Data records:
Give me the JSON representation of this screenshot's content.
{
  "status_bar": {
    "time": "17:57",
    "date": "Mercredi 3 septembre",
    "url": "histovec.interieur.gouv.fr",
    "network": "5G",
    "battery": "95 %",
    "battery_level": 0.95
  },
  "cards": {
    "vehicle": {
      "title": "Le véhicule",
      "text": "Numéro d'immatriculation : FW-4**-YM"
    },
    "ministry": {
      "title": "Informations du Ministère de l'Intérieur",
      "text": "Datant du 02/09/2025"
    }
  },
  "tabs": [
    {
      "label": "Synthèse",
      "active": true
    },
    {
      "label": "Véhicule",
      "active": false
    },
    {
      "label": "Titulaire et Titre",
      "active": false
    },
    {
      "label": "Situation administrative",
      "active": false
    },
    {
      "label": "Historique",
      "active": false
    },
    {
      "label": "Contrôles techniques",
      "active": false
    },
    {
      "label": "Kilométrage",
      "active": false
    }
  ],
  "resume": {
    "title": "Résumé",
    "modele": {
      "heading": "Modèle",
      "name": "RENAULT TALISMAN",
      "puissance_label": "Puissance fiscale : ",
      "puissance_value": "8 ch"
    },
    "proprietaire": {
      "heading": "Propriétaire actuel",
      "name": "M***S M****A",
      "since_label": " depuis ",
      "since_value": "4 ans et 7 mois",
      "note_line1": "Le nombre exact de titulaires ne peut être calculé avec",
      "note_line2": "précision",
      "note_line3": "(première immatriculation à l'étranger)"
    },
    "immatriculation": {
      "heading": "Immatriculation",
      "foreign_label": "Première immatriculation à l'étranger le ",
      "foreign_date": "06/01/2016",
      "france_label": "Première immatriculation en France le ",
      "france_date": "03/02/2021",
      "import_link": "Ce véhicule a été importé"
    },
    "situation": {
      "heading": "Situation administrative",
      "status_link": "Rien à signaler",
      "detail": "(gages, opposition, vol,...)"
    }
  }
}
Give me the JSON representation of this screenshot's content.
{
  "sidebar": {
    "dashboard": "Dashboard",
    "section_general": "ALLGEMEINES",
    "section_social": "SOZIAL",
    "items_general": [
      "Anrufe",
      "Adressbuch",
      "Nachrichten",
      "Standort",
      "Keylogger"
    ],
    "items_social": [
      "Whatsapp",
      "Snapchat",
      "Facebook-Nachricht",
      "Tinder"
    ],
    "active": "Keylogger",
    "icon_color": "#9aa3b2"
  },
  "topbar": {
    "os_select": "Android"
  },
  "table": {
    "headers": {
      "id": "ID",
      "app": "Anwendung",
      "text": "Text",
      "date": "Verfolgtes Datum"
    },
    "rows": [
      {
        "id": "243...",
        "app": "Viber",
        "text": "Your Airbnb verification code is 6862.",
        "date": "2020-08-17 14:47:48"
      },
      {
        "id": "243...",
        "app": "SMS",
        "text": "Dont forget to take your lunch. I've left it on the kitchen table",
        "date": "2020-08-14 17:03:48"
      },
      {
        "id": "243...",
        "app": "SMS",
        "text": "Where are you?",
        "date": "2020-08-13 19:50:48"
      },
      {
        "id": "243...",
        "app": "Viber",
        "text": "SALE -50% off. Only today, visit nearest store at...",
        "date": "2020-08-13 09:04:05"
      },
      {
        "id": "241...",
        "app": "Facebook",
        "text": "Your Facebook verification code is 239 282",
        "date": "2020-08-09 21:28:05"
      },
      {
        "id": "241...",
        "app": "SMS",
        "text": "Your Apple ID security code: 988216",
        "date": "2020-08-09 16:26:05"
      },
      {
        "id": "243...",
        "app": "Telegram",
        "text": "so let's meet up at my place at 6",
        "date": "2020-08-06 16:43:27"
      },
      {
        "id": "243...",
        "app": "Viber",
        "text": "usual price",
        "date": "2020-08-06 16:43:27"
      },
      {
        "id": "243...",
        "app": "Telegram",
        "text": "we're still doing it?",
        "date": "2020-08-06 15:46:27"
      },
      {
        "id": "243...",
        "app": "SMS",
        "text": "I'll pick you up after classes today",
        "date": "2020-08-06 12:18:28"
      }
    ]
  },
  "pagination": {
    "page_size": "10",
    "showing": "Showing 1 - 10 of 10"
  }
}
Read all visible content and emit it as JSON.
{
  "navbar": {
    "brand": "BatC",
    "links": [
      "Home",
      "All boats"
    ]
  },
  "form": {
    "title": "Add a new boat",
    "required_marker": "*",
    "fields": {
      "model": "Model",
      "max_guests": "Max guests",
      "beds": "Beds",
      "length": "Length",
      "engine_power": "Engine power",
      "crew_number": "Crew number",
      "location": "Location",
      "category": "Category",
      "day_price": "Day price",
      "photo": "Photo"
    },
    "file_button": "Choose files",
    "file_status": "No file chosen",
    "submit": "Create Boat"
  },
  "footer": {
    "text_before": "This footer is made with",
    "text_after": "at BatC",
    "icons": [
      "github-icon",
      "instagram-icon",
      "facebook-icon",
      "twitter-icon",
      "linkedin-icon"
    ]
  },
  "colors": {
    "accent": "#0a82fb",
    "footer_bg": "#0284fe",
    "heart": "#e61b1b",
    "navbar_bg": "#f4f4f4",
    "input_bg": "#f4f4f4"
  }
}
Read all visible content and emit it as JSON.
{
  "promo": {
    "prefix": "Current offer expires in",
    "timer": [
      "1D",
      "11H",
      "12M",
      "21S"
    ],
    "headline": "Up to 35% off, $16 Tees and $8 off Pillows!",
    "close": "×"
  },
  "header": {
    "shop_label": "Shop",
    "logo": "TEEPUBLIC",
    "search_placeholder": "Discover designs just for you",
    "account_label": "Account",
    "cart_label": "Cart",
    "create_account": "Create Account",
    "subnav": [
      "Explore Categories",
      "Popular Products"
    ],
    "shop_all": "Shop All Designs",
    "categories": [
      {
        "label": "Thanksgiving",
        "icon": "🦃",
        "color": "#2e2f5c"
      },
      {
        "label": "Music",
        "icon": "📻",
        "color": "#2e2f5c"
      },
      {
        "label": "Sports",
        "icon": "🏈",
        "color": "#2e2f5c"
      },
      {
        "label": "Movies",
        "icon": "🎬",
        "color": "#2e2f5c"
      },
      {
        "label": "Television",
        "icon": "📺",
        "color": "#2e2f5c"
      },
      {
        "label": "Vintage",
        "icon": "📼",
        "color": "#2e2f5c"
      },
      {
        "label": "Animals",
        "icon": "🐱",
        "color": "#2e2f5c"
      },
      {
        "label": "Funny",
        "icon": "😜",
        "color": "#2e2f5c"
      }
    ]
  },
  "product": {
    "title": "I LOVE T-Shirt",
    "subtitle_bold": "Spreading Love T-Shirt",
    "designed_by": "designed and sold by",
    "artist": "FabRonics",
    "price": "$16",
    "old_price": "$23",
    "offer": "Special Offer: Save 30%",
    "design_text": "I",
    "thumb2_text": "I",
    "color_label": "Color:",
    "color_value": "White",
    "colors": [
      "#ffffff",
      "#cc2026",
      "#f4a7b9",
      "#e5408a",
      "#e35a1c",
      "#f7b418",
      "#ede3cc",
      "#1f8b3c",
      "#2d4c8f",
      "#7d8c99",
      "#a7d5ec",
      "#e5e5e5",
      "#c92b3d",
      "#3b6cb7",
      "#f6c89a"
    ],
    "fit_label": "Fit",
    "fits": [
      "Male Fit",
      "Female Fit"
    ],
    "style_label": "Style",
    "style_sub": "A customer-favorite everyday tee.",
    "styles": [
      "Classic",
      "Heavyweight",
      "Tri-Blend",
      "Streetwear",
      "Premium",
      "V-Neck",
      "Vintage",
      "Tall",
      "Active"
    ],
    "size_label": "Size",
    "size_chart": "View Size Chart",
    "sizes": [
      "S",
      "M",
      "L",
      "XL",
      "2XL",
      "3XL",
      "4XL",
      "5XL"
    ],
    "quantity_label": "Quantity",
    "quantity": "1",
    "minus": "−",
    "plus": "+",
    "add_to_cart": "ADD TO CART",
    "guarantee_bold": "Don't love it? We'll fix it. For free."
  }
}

WHAT THE TASK ASKS:
Gather all the lines that include the word "heading" and copy them out.

RESPONSE BELOW:
      "heading": "Modèle",
      "heading": "Propriétaire actuel",
      "heading": "Immatriculation",
      "heading": "Situation administrative",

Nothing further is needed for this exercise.